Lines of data
----------

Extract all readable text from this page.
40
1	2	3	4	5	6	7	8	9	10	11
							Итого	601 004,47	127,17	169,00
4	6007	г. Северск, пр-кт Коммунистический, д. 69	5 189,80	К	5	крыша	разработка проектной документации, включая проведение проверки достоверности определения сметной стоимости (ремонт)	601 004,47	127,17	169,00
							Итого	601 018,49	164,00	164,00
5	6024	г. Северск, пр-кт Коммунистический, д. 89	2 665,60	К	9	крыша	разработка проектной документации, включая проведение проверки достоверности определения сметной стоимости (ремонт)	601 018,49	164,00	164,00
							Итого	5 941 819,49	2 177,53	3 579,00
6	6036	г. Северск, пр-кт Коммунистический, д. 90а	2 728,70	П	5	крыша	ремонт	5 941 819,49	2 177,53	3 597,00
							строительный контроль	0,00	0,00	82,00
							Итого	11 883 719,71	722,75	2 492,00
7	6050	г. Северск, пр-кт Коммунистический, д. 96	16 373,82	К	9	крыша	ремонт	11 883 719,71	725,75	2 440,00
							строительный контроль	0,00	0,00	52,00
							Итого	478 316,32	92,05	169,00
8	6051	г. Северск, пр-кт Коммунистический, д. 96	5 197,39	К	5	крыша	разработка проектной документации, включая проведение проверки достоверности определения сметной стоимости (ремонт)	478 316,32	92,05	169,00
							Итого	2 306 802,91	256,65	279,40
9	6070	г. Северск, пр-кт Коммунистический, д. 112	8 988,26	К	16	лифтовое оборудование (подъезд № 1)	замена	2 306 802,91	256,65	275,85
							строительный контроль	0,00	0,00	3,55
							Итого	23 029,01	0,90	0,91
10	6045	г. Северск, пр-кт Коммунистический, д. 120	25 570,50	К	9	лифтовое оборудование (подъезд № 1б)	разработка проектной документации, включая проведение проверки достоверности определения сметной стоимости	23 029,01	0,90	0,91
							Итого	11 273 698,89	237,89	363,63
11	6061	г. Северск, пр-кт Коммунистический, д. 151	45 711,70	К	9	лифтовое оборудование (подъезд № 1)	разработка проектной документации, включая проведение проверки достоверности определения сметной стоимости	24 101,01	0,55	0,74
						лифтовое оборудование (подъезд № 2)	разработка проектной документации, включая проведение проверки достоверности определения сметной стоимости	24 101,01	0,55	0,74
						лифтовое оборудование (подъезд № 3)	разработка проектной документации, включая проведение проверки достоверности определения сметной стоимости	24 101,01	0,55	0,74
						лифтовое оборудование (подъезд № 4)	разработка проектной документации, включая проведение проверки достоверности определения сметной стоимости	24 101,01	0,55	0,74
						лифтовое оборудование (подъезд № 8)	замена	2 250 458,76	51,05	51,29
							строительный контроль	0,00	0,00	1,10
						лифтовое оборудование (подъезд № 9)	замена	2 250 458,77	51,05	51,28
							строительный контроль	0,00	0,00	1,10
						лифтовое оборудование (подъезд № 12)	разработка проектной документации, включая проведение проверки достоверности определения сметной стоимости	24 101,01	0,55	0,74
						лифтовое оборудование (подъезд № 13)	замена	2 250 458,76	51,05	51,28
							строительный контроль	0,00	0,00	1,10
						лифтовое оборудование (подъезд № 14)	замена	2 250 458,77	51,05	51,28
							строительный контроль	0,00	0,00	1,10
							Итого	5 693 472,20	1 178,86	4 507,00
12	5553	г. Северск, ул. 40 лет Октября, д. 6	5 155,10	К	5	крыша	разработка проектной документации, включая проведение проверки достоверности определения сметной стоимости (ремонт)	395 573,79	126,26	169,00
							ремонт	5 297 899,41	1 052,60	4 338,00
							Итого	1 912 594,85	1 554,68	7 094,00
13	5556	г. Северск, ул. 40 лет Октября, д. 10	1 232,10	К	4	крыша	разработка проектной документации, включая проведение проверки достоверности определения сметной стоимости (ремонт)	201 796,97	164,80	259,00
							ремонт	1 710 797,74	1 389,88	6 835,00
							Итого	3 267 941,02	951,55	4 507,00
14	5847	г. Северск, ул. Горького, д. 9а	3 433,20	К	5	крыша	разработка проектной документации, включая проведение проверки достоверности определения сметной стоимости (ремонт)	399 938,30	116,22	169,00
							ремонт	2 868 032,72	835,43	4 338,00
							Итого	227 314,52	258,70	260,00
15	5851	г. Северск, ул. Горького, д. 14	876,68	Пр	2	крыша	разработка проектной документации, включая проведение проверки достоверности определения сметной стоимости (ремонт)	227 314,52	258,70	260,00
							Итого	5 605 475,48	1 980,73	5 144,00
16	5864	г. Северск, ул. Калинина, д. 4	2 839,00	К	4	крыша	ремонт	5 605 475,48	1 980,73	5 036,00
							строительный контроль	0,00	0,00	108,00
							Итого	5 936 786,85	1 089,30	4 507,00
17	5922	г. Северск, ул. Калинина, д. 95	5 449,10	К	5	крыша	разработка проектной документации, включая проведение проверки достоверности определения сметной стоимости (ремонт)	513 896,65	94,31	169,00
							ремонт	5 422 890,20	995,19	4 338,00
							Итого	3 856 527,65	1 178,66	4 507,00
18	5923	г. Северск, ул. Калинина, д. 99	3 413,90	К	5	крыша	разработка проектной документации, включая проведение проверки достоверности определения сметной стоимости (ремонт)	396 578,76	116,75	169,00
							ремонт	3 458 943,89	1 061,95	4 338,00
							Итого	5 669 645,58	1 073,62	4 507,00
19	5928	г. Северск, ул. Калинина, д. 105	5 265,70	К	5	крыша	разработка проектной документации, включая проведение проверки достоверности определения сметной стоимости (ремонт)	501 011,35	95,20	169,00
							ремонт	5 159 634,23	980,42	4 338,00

----------

→ Instructions to follow:
Repeat every entry exactly, please.

→ Solution for this problem:
Extract all readable text from this page.
40
1	2	3	4	5	6	7	8	9	10	11
							Итого	601 004,47	127,17	169,00
4	6007	г. Северск, пр-кт Коммунистический, д. 69	5 189,80	К	5	крыша	разработка проектной документации, включая проведение проверки достоверности определения сметной стоимости (ремонт)	601 004,47	127,17	169,00
							Итого	601 018,49	164,00	164,00
5	6024	г. Северск, пр-кт Коммунистический, д. 89	2 665,60	К	9	крыша	разработка проектной документации, включая проведение проверки достоверности определения сметной стоимости (ремонт)	601 018,49	164,00	164,00
							Итого	5 941 819,49	2 177,53	3 579,00
6	6036	г. Северск, пр-кт Коммунистический, д. 90а	2 728,70	П	5	крыша	ремонт	5 941 819,49	2 177,53	3 597,00
							строительный контроль	0,00	0,00	82,00
							Итого	11 883 719,71	722,75	2 492,00
7	6050	г. Северск, пр-кт Коммунистический, д. 96	16 373,82	К	9	крыша	ремонт	11 883 719,71	725,75	2 440,00
							строительный контроль	0,00	0,00	52,00
							Итого	478 316,32	92,05	169,00
8	6051	г. Северск, пр-кт Коммунистический, д. 96	5 197,39	К	5	крыша	разработка проектной документации, включая проведение проверки достоверности определения сметной стоимости (ремонт)	478 316,32	92,05	169,00
							Итого	2 306 802,91	256,65	279,40
9	6070	г. Северск, пр-кт Коммунистический, д. 112	8 988,26	К	16	лифтовое оборудование (подъезд № 1)	замена	2 306 802,91	256,65	275,85
							строительный контроль	0,00	0,00	3,55
							Итого	23 029,01	0,90	0,91
10	6045	г. Северск, пр-кт Коммунистический, д. 120	25 570,50	К	9	лифтовое оборудование (подъезд № 1б)	разработка проектной документации, включая проведение проверки достоверности определения сметной стоимости	23 029,01	0,90	0,91
							Итого	11 273 698,89	237,89	363,63
11	6061	г. Северск, пр-кт Коммунистический, д. 151	45 711,70	К	9	лифтовое оборудование (подъезд № 1)	разработка проектной документации, включая проведение проверки достоверности определения сметной стоимости	24 101,01	0,55	0,74
						лифтовое оборудование (подъезд № 2)	разработка проектной документации, включая проведение проверки достоверности определения сметной стоимости	24 101,01	0,55	0,74
						лифтовое оборудование (подъезд № 3)	разработка проектной документации, включая проведение проверки достоверности определения сметной стоимости	24 101,01	0,55	0,74
						лифтовое оборудование (подъезд № 4)	разработка проектной документации, включая проведение проверки достоверности определения сметной стоимости	24 101,01	0,55	0,74
						лифтовое оборудование (подъезд № 8)	замена	2 250 458,76	51,05	51,29
							строительный контроль	0,00	0,00	1,10
						лифтовое оборудование (подъезд № 9)	замена	2 250 458,77	51,05	51,28
							строительный контроль	0,00	0,00	1,10
						лифтовое оборудование (подъезд № 12)	разработка проектной документации, включая проведение проверки достоверности определения сметной стоимости	24 101,01	0,55	0,74
						лифтовое оборудование (подъезд № 13)	замена	2 250 458,76	51,05	51,28
							строительный контроль	0,00	0,00	1,10
						лифтовое оборудование (подъезд № 14)	замена	2 250 458,77	51,05	51,28
							строительный контроль	0,00	0,00	1,10
							Итого	5 693 472,20	1 178,86	4 507,00
12	5553	г. Северск, ул. 40 лет Октября, д. 6	5 155,10	К	5	крыша	разработка проектной документации, включая проведение проверки достоверности определения сметной стоимости (ремонт)	395 573,79	126,26	169,00
							ремонт	5 297 899,41	1 052,60	4 338,00
							Итого	1 912 594,85	1 554,68	7 094,00
13	5556	г. Северск, ул. 40 лет Октября, д. 10	1 232,10	К	4	крыша	разработка проектной документации, включая проведение проверки достоверности определения сметной стоимости (ремонт)	201 796,97	164,80	259,00
							ремонт	1 710 797,74	1 389,88	6 835,00
							Итого	3 267 941,02	951,55	4 507,00
14	5847	г. Северск, ул. Горького, д. 9а	3 433,20	К	5	крыша	разработка проектной документации, включая проведение проверки достоверности определения сметной стоимости (ремонт)	399 938,30	116,22	169,00
							ремонт	2 868 032,72	835,43	4 338,00
							Итого	227 314,52	258,70	260,00
15	5851	г. Северск, ул. Горького, д. 14	876,68	Пр	2	крыша	разработка проектной документации, включая проведение проверки достоверности определения сметной стоимости (ремонт)	227 314,52	258,70	260,00
							Итого	5 605 475,48	1 980,73	5 144,00
16	5864	г. Северск, ул. Калинина, д. 4	2 839,00	К	4	крыша	ремонт	5 605 475,48	1 980,73	5 036,00
							строительный контроль	0,00	0,00	108,00
							Итого	5 936 786,85	1 089,30	4 507,00
17	5922	г. Северск, ул. Калинина, д. 95	5 449,10	К	5	крыша	разработка проектной документации, включая проведение проверки достоверности определения сметной стоимости (ремонт)	513 896,65	94,31	169,00
							ремонт	5 422 890,20	995,19	4 338,00
							Итого	3 856 527,65	1 178,66	4 507,00
18	5923	г. Северск, ул. Калинина, д. 99	3 413,90	К	5	крыша	разработка проектной документации, включая проведение проверки достоверности определения сметной стоимости (ремонт)	396 578,76	116,75	169,00
							ремонт	3 458 943,89	1 061,95	4 338,00
							Итого	5 669 645,58	1 073,62	4 507,00
19	5928	г. Северск, ул. Калинина, д. 105	5 265,70	К	5	крыша	разработка проектной документации, включая проведение проверки достоверности определения сметной стоимости (ремонт)	501 011,35	95,20	169,00
							ремонт	5 159 634,23	980,42	4 338,00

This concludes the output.